Figure collection entries:
— begin —

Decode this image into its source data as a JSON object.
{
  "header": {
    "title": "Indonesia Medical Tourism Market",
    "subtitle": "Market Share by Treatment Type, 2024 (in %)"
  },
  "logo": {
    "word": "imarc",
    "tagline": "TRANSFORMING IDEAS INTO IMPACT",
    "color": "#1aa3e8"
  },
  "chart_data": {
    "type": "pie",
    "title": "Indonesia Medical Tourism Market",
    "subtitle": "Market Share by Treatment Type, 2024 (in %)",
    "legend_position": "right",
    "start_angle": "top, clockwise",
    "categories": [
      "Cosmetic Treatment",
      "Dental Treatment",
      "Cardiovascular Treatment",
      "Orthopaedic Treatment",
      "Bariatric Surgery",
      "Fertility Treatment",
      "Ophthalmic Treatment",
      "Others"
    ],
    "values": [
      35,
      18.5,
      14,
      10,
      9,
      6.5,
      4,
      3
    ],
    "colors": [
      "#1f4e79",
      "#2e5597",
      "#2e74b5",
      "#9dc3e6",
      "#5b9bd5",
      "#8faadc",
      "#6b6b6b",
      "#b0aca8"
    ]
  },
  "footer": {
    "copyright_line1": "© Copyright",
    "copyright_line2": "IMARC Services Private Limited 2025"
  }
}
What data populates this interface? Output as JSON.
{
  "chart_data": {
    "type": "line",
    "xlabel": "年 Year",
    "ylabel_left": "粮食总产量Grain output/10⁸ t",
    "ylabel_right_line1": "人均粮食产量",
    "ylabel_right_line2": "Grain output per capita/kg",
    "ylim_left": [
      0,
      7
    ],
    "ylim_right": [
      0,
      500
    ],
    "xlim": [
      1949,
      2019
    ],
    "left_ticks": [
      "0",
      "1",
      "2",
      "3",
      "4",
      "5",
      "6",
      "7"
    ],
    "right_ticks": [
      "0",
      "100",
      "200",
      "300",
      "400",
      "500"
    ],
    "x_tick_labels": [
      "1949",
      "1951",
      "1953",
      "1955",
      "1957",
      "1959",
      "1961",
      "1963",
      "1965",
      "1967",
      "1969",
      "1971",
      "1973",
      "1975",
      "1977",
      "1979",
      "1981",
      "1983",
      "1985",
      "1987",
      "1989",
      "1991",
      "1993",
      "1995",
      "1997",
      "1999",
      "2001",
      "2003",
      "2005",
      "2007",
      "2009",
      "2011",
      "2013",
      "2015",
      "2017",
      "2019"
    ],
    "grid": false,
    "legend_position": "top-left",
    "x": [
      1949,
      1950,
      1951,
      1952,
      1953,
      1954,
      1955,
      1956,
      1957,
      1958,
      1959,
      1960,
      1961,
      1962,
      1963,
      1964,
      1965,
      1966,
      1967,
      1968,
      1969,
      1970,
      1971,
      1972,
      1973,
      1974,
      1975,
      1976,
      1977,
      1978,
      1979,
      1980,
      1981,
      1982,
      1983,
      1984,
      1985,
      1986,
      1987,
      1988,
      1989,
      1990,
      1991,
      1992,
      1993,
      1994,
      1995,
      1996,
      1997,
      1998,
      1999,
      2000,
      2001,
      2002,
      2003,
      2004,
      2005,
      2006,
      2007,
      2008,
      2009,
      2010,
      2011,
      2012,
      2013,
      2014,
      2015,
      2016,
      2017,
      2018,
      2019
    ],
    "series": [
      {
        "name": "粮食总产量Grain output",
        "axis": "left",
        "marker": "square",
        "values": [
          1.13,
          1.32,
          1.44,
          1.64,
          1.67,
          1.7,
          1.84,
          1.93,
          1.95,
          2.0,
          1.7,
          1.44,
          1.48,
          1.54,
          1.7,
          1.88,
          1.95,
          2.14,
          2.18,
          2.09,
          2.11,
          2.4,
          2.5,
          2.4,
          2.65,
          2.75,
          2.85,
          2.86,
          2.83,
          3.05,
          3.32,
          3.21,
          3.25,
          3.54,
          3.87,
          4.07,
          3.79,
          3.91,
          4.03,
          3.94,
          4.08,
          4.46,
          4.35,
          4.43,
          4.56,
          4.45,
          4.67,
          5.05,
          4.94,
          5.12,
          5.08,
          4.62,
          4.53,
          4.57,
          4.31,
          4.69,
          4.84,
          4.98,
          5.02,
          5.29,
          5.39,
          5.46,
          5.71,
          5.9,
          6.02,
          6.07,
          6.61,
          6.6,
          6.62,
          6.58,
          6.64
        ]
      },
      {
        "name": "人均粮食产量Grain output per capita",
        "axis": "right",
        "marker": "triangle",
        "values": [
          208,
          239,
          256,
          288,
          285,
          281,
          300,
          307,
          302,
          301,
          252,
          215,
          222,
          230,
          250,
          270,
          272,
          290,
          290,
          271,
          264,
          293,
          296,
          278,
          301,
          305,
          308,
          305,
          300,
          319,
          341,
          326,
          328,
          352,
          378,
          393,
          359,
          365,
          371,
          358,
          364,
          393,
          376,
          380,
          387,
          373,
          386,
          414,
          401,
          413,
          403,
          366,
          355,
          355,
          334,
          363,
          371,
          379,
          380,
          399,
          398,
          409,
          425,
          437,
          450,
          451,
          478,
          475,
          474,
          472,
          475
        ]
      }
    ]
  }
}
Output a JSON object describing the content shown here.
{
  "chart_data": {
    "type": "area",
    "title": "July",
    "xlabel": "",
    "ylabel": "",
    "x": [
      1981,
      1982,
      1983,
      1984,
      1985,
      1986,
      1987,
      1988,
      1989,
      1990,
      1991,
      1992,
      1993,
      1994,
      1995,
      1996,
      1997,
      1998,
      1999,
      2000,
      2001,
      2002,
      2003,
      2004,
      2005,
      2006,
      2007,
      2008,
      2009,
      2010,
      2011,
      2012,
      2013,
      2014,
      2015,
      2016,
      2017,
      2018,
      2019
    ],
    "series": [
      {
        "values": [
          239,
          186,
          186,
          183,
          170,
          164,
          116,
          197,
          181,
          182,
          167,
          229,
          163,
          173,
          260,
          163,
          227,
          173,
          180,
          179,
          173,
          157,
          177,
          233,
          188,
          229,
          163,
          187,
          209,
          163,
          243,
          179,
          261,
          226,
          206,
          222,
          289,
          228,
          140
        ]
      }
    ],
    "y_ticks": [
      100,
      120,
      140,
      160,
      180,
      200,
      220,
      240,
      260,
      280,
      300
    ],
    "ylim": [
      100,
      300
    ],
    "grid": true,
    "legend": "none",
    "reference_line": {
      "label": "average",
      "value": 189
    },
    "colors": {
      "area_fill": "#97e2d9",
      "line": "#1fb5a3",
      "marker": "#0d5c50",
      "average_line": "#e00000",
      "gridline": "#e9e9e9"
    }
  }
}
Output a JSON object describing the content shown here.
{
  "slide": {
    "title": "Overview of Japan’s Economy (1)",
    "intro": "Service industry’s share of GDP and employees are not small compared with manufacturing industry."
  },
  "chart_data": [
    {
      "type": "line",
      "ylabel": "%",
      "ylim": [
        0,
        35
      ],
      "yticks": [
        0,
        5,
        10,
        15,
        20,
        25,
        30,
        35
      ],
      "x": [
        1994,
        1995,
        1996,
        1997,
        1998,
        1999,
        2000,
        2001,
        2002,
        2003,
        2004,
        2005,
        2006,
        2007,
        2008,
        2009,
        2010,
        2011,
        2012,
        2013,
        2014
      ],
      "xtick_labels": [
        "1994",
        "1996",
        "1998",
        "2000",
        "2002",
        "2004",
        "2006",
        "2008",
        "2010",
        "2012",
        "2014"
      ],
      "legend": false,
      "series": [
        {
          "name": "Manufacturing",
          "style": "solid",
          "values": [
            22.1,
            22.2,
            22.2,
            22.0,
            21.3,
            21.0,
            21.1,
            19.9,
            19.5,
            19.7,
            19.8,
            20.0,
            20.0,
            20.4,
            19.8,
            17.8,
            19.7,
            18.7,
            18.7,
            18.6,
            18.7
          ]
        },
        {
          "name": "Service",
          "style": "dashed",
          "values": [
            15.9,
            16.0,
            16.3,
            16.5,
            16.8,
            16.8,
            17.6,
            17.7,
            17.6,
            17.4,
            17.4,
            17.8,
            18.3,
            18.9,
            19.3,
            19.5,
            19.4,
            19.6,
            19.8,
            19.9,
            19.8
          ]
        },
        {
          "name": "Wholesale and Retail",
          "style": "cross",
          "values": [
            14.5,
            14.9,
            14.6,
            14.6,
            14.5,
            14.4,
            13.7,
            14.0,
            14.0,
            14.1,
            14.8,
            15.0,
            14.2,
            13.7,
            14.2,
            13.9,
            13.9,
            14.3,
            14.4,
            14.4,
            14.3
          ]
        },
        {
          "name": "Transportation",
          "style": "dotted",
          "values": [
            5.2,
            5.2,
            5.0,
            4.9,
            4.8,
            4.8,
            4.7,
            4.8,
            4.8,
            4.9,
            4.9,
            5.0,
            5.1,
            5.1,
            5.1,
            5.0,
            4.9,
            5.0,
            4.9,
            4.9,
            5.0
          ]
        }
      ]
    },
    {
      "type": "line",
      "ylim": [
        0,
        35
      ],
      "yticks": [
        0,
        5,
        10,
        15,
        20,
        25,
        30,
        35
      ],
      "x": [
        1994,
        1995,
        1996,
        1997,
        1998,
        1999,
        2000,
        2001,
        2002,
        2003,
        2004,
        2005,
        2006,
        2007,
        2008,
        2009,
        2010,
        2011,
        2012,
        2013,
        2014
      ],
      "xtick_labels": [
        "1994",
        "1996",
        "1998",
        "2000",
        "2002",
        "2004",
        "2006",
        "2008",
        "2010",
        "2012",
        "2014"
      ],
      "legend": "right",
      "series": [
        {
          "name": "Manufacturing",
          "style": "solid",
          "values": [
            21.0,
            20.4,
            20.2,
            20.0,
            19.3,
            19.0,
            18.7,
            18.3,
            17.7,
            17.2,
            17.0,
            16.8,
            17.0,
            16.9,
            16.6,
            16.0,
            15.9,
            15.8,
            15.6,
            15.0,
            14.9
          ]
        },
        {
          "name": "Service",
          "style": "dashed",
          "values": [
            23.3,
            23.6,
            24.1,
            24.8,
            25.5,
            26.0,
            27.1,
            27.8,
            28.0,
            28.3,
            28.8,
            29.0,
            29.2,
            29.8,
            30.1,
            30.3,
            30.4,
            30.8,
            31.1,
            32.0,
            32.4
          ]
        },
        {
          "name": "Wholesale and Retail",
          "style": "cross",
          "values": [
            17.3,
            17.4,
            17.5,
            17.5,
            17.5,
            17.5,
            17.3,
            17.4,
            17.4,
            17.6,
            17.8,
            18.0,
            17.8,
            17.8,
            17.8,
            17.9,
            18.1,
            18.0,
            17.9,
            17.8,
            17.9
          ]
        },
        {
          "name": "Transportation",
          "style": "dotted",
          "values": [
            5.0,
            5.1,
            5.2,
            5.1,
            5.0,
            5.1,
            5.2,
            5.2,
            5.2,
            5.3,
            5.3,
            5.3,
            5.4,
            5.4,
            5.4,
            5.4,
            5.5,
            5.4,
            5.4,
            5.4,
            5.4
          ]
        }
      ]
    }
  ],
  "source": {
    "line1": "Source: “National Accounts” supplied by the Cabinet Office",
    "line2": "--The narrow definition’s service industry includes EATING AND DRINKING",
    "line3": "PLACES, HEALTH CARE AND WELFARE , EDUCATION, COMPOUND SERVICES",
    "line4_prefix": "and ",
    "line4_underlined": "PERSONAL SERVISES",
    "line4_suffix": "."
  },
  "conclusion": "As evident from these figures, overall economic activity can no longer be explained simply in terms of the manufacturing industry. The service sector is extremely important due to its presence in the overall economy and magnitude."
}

— end —

- **Required work**: Gather all lines from the listing above in which "capita" occurs.

- **Full output**:
    "ylabel_right_line2": "Grain output per capita/kg",
        "name": "人均粮食产量Grain output per capita",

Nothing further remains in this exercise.